Entries supplied:
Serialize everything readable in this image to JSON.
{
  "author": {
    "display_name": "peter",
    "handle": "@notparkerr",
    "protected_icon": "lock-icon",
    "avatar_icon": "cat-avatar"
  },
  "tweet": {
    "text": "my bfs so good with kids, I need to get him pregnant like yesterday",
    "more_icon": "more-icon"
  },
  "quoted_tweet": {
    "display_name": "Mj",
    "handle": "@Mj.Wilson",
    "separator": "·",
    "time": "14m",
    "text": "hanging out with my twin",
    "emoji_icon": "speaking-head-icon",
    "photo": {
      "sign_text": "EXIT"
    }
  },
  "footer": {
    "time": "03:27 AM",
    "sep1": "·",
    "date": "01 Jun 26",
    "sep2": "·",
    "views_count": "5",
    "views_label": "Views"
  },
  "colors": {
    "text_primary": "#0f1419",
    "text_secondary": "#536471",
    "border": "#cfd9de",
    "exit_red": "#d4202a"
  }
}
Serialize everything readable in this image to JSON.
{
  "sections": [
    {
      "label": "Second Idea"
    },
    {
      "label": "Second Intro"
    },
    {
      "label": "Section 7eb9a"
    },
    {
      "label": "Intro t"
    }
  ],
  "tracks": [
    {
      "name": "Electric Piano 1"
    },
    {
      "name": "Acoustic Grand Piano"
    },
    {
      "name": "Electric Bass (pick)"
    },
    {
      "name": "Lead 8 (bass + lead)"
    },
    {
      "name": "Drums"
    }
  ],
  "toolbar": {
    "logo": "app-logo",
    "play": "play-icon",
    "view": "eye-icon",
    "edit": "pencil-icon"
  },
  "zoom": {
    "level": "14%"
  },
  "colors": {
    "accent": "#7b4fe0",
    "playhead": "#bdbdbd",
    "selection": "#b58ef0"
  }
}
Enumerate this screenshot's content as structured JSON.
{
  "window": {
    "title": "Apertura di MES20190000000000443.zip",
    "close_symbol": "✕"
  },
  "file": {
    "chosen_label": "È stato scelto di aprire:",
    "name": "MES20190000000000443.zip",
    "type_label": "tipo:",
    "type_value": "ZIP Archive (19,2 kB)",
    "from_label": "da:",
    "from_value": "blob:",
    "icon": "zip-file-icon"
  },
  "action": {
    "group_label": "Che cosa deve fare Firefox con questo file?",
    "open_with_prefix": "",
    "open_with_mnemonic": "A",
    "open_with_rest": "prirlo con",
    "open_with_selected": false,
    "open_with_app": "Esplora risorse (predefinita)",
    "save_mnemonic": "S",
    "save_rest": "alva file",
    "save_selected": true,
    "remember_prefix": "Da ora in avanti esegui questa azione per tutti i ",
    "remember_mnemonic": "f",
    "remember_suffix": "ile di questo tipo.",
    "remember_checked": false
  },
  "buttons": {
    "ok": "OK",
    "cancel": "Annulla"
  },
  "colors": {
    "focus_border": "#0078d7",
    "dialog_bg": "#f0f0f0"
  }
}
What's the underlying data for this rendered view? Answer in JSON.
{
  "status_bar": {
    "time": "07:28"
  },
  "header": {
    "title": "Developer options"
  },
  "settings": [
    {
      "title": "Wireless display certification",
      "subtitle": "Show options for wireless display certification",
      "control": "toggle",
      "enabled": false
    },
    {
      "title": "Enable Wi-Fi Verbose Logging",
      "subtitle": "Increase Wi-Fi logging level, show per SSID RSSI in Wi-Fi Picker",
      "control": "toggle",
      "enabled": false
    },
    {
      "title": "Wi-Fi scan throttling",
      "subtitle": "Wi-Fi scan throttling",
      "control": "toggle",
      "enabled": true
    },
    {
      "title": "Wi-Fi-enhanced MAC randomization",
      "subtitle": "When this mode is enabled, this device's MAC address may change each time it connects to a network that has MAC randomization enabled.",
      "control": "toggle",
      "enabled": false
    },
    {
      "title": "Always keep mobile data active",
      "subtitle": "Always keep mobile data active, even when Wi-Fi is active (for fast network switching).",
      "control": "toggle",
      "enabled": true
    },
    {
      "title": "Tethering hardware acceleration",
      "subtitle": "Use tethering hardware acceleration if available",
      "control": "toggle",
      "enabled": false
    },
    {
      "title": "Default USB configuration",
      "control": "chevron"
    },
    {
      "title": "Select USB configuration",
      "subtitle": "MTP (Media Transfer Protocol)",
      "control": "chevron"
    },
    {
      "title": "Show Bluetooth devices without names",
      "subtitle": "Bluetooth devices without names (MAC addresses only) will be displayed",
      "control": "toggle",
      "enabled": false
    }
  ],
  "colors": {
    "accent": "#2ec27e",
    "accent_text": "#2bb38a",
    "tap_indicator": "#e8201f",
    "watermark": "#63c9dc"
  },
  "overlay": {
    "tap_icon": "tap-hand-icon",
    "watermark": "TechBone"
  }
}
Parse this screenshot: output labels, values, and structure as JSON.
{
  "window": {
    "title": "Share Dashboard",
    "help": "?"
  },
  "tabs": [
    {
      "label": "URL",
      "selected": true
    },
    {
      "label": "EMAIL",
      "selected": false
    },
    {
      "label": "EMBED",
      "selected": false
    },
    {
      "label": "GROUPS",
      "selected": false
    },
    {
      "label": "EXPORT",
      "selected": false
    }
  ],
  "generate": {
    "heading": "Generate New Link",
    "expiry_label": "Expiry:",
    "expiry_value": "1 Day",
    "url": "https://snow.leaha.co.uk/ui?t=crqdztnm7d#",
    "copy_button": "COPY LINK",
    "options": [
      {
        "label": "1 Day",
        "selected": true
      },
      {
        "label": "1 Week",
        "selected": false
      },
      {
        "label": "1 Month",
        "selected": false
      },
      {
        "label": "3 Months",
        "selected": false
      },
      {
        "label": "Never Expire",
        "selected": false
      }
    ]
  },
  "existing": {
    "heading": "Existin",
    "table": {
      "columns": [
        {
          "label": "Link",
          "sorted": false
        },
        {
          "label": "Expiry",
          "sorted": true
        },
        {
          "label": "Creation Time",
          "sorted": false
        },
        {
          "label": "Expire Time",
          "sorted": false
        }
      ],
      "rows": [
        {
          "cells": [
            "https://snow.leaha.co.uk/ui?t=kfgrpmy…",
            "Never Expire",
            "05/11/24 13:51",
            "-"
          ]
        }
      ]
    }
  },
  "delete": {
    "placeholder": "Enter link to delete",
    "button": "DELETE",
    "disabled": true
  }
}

Objective: What is the number of lines in the listing above that contain the string "names"? Give only the number.

Exercise answer: 2